=== BRIEF ===
Copy out the lines that include the word "klucza".

┄┄┄┄┄┄

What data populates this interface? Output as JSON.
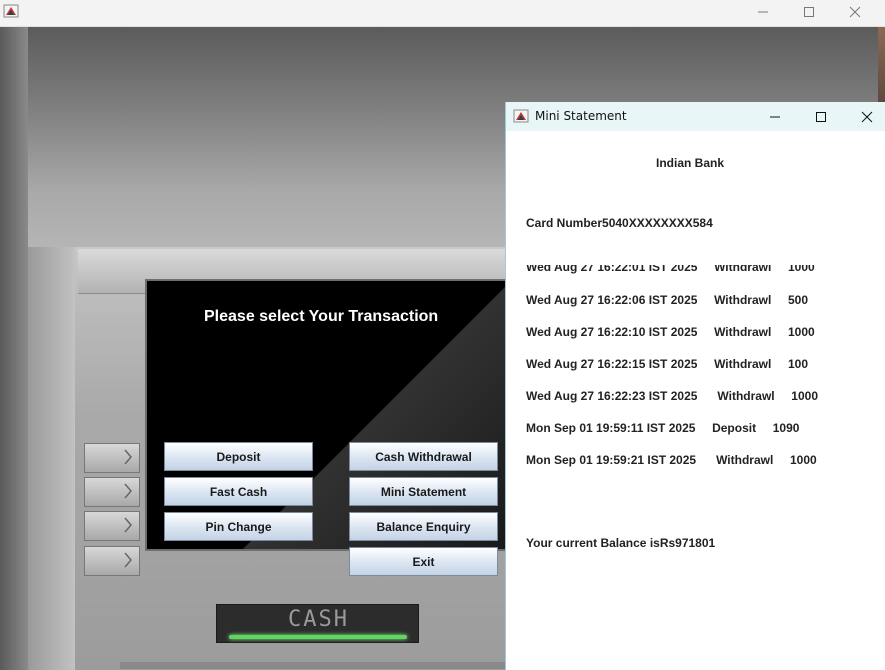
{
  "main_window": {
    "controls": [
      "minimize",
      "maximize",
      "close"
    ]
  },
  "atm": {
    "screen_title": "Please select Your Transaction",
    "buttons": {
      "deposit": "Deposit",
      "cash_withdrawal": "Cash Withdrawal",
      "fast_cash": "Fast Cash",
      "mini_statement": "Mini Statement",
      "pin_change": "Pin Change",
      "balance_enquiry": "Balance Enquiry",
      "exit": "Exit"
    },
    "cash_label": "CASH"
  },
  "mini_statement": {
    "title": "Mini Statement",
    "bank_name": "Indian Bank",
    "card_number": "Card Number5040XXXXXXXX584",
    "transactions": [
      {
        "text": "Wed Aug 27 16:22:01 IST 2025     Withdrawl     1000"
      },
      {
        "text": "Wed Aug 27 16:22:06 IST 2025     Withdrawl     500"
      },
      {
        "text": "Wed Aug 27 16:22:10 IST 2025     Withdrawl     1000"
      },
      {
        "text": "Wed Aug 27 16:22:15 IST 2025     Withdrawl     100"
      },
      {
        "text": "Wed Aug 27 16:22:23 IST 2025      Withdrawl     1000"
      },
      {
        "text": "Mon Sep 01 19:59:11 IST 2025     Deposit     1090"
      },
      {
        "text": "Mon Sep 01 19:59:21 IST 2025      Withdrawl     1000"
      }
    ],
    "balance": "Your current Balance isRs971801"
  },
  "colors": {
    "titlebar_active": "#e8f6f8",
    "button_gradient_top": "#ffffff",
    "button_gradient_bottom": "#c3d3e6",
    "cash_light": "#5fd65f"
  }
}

┄┄┄┄┄┄

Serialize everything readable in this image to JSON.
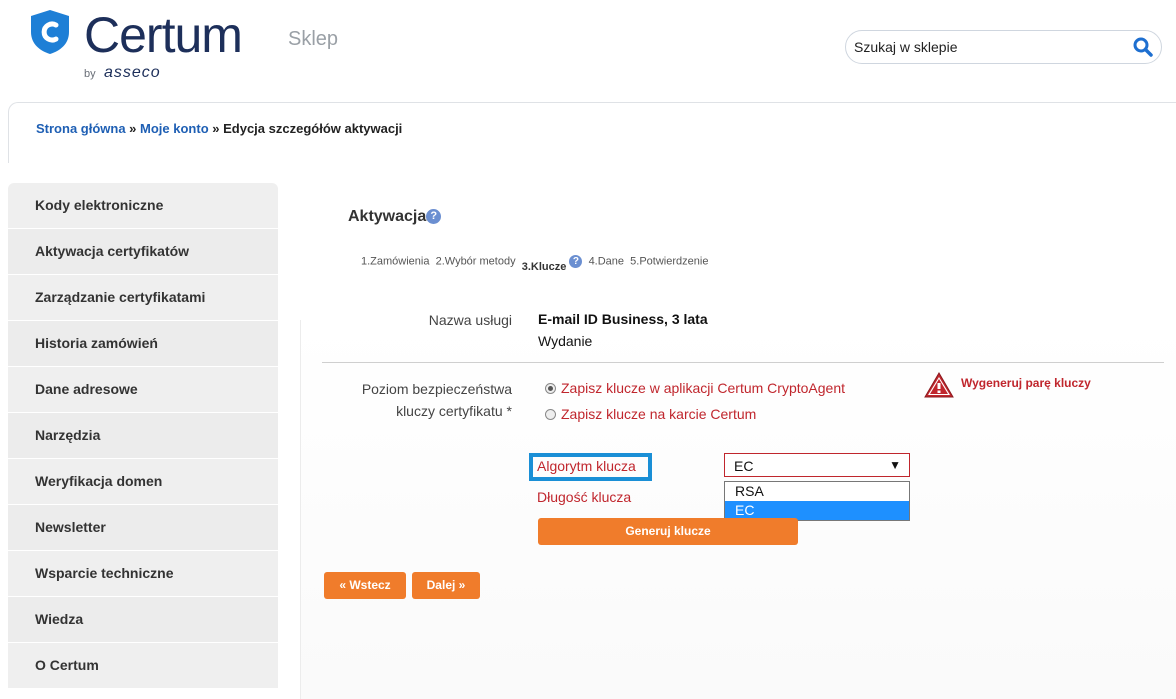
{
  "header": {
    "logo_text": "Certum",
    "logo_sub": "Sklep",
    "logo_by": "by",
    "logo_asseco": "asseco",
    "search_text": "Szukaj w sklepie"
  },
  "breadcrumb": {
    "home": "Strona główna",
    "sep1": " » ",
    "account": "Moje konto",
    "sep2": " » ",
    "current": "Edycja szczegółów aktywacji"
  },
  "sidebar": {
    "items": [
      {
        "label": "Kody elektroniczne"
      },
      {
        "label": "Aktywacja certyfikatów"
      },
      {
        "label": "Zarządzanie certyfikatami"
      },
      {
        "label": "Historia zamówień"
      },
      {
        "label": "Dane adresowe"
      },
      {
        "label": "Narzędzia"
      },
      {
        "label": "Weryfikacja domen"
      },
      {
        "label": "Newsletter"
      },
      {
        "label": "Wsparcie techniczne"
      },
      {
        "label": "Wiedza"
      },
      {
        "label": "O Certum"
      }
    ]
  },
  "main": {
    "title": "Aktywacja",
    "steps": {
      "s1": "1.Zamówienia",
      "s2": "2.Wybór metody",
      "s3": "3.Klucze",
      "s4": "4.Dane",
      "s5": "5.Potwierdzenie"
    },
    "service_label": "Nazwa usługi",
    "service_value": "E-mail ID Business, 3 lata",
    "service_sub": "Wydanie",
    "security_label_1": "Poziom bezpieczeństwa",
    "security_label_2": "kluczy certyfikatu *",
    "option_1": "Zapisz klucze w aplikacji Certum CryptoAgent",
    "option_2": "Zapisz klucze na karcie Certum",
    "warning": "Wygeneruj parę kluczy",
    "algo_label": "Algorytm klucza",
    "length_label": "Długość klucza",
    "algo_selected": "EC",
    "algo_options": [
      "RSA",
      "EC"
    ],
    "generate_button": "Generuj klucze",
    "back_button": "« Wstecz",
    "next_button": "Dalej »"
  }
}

┄┄┄┄┄┄

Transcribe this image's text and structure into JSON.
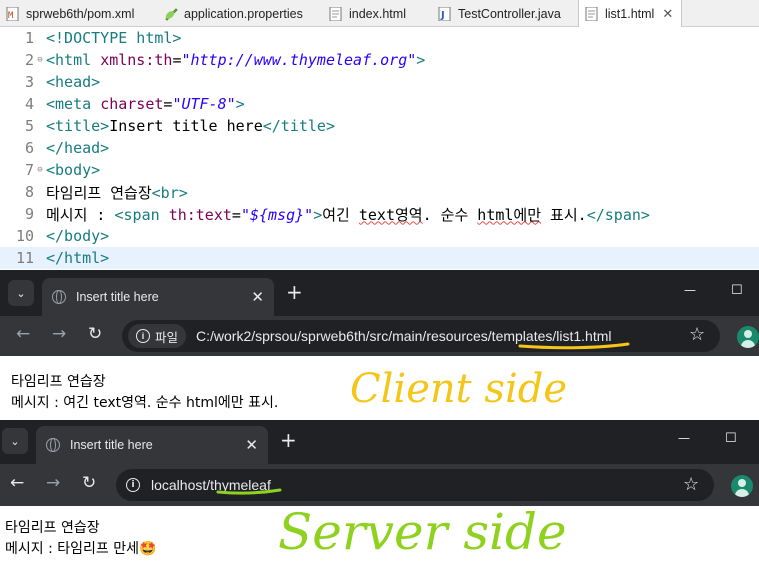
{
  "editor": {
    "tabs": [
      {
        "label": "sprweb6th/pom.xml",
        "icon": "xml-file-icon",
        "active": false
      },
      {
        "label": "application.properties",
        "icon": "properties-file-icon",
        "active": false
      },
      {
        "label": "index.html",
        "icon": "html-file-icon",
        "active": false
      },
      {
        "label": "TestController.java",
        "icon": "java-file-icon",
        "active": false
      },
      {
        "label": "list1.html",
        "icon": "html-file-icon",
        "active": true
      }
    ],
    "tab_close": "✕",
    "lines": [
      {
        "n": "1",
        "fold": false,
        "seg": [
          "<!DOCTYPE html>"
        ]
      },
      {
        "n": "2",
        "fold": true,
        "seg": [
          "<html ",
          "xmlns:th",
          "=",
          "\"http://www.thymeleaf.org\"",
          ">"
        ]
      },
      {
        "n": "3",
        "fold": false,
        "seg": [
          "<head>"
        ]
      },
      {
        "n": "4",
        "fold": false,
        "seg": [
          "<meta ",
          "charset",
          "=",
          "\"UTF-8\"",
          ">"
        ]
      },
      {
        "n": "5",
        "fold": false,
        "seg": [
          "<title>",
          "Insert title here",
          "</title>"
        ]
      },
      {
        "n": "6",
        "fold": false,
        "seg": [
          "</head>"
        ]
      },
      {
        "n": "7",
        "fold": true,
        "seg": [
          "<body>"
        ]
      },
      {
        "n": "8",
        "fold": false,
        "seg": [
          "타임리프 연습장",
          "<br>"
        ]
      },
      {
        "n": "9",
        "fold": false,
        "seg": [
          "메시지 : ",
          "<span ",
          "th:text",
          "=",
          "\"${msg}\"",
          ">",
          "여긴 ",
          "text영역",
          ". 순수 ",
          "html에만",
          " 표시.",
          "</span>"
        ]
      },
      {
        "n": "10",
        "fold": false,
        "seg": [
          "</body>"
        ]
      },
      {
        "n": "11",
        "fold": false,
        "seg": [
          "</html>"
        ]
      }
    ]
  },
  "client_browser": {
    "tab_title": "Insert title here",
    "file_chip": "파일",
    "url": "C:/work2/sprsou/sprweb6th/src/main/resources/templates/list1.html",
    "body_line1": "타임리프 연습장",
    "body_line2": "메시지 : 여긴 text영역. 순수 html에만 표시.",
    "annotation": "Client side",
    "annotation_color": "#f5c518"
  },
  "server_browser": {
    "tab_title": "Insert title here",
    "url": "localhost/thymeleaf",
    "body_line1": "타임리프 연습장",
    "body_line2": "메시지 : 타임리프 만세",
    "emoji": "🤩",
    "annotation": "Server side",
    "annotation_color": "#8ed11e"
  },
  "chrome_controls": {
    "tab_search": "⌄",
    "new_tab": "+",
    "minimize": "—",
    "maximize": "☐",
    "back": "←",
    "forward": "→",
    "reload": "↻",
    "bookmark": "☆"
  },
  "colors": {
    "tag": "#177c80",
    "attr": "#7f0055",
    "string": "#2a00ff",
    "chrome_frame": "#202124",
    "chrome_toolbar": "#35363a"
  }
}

┄┄┄┄┄┄

=== THE COMPLETED TASK ===
    "algo_label": "Algorytm klucza",
    "length_label": "Długość klucza",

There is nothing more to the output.